--- Start of Information provided ---

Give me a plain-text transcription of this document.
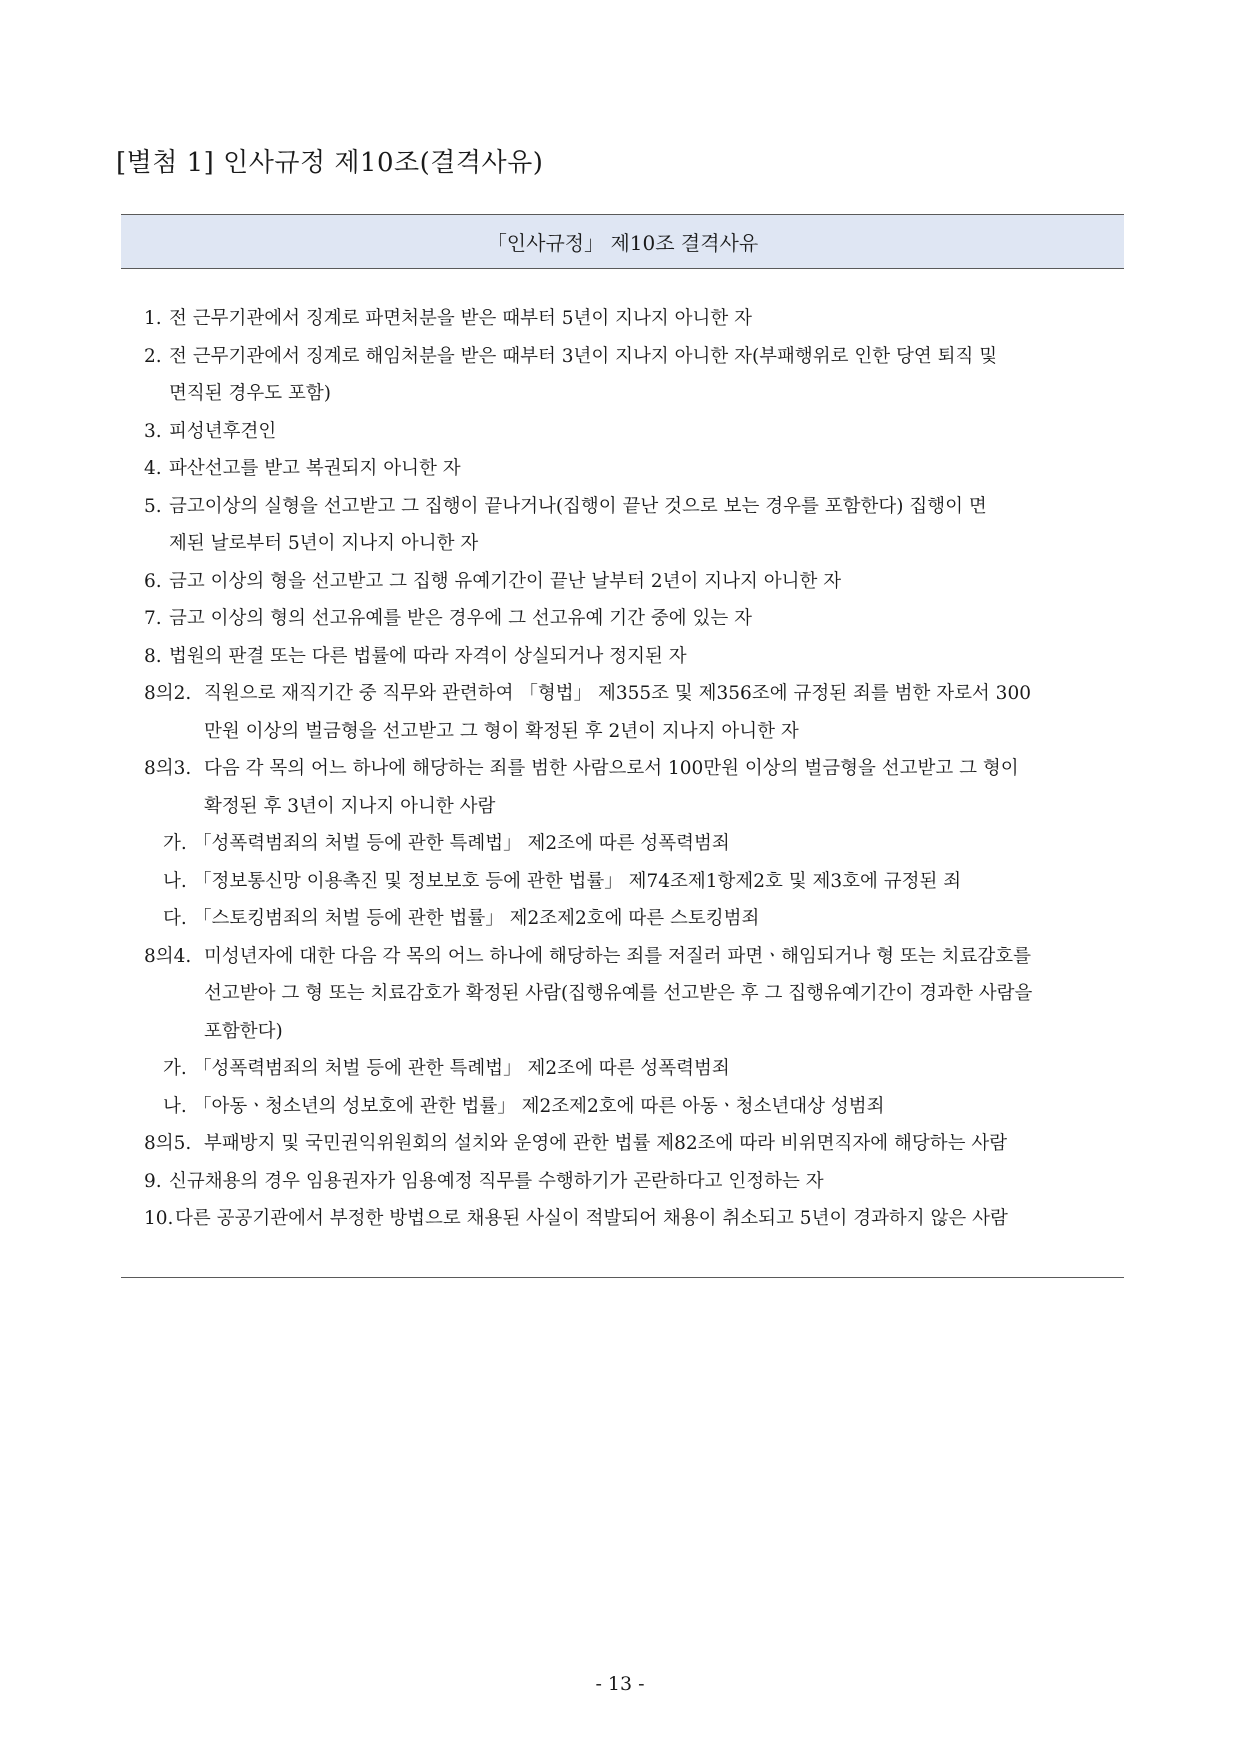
[별첨 1] 인사규정 제10조(결격사유)
「인사규정」 제10조 결격사유
1. 전 근무기관에서 징계로 파면처분을 받은 때부터 5년이 지나지 아니한 자
2. 전 근무기관에서 징계로 해임처분을 받은 때부터 3년이 지나지 아니한 자(부패행위로 인한 당연 퇴직 및
면직된 경우도 포함)
3. 피성년후견인
4. 파산선고를 받고 복권되지 아니한 자
5. 금고이상의 실형을 선고받고 그 집행이 끝나거나(집행이 끝난 것으로 보는 경우를 포함한다) 집행이 면
제된 날로부터 5년이 지나지 아니한 자
6. 금고 이상의 형을 선고받고 그 집행 유예기간이 끝난 날부터 2년이 지나지 아니한 자
7. 금고 이상의 형의 선고유예를 받은 경우에 그 선고유예 기간 중에 있는 자
8. 법원의 판결 또는 다른 법률에 따라 자격이 상실되거나 정지된 자
8의2. 직원으로 재직기간 중 직무와 관련하여 「형법」 제355조 및 제356조에 규정된 죄를 범한 자로서 300
만원 이상의 벌금형을 선고받고 그 형이 확정된 후 2년이 지나지 아니한 자
8의3. 다음 각 목의 어느 하나에 해당하는 죄를 범한 사람으로서 100만원 이상의 벌금형을 선고받고 그 형이
확정된 후 3년이 지나지 아니한 사람
가. 「성폭력범죄의 처벌 등에 관한 특례법」 제2조에 따른 성폭력범죄
나. 「정보통신망 이용촉진 및 정보보호 등에 관한 법률」 제74조제1항제2호 및 제3호에 규정된 죄
다. 「스토킹범죄의 처벌 등에 관한 법률」 제2조제2호에 따른 스토킹범죄
8의4. 미성년자에 대한 다음 각 목의 어느 하나에 해당하는 죄를 저질러 파면ㆍ해임되거나 형 또는 치료감호를
선고받아 그 형 또는 치료감호가 확정된 사람(집행유예를 선고받은 후 그 집행유예기간이 경과한 사람을
포함한다)
가. 「성폭력범죄의 처벌 등에 관한 특례법」 제2조에 따른 성폭력범죄
나. 「아동ㆍ청소년의 성보호에 관한 법률」 제2조제2호에 따른 아동ㆍ청소년대상 성범죄
8의5. 부패방지 및 국민권익위원회의 설치와 운영에 관한 법률 제82조에 따라 비위면직자에 해당하는 사람
9. 신규채용의 경우 임용권자가 임용예정 직무를 수행하기가 곤란하다고 인정하는 자
10. 다른 공공기관에서 부정한 방법으로 채용된 사실이 적발되어 채용이 취소되고 5년이 경과하지 않은 사람
- 13 -
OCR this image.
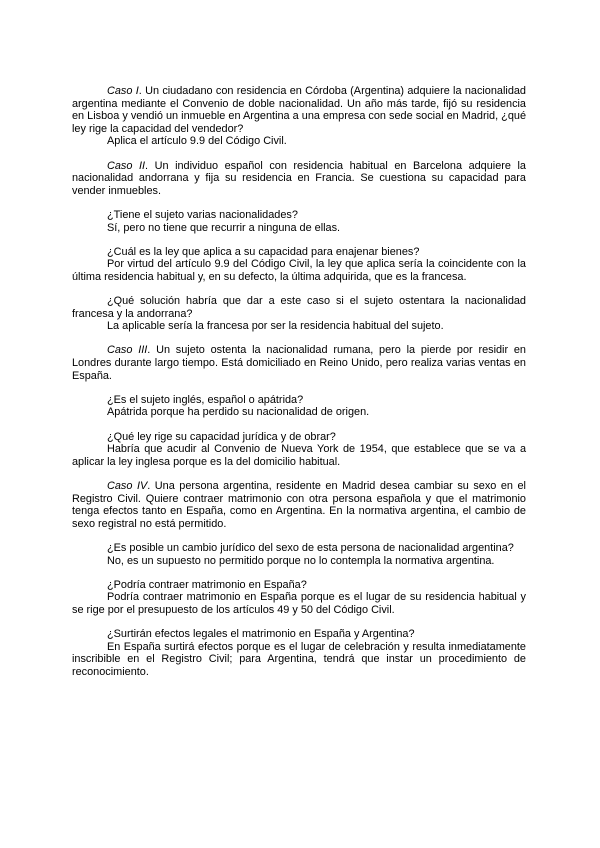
Caso I. Un ciudadano con residencia en Córdoba (Argentina) adquiere la nacionalidad argentina mediante el Convenio de doble nacionalidad. Un año más tarde, fijó su residencia en Lisboa y vendió un inmueble en Argentina a una empresa con sede social en Madrid, ¿qué ley rige la capacidad del vendedor?

Aplica el artículo 9.9 del Código Civil.

Caso II. Un individuo español con residencia habitual en Barcelona adquiere la nacionalidad andorrana y fija su residencia en Francia. Se cuestiona su capacidad para vender inmuebles.

¿Tiene el sujeto varias nacionalidades?

Sí, pero no tiene que recurrir a ninguna de ellas.

¿Cuál es la ley que aplica a su capacidad para enajenar bienes?

Por virtud del artículo 9.9 del Código Civil, la ley que aplica sería la coincidente con la última residencia habitual y, en su defecto, la última adquirida, que es la francesa.

¿Qué solución habría que dar a este caso si el sujeto ostentara la nacionalidad francesa y la andorrana?

La aplicable sería la francesa por ser la residencia habitual del sujeto.

Caso III. Un sujeto ostenta la nacionalidad rumana, pero la pierde por residir en Londres durante largo tiempo. Está domiciliado en Reino Unido, pero realiza varias ventas en España.

¿Es el sujeto inglés, español o apátrida?

Apátrida porque ha perdido su nacionalidad de origen.

¿Qué ley rige su capacidad jurídica y de obrar?

Habría que acudir al Convenio de Nueva York de 1954, que establece que se va a aplicar la ley inglesa porque es la del domicilio habitual.

Caso IV. Una persona argentina, residente en Madrid desea cambiar su sexo en el Registro Civil. Quiere contraer matrimonio con otra persona española y que el matrimonio tenga efectos tanto en España, como en Argentina. En la normativa argentina, el cambio de sexo registral no está permitido.

¿Es posible un cambio jurídico del sexo de esta persona de nacionalidad argentina?

No, es un supuesto no permitido porque no lo contempla la normativa argentina.

¿Podría contraer matrimonio en España?

Podría contraer matrimonio en España porque es el lugar de su residencia habitual y se rige por el presupuesto de los artículos 49 y 50 del Código Civil.

¿Surtirán efectos legales el matrimonio en España y Argentina?

En España surtirá efectos porque es el lugar de celebración y resulta inmediatamente inscribible en el Registro Civil; para Argentina, tendrá que instar un procedimiento de reconocimiento.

--- End of Information provided ---

What you have to do -> Copy every line of the listing that contains the word "근무기관에서".

Solution below ->
1. 전 근무기관에서 징계로 파면처분을 받은 때부터 5년이 지나지 아니한 자
2. 전 근무기관에서 징계로 해임처분을 받은 때부터 3년이 지나지 아니한 자(부패행위로 인한 당연 퇴직 및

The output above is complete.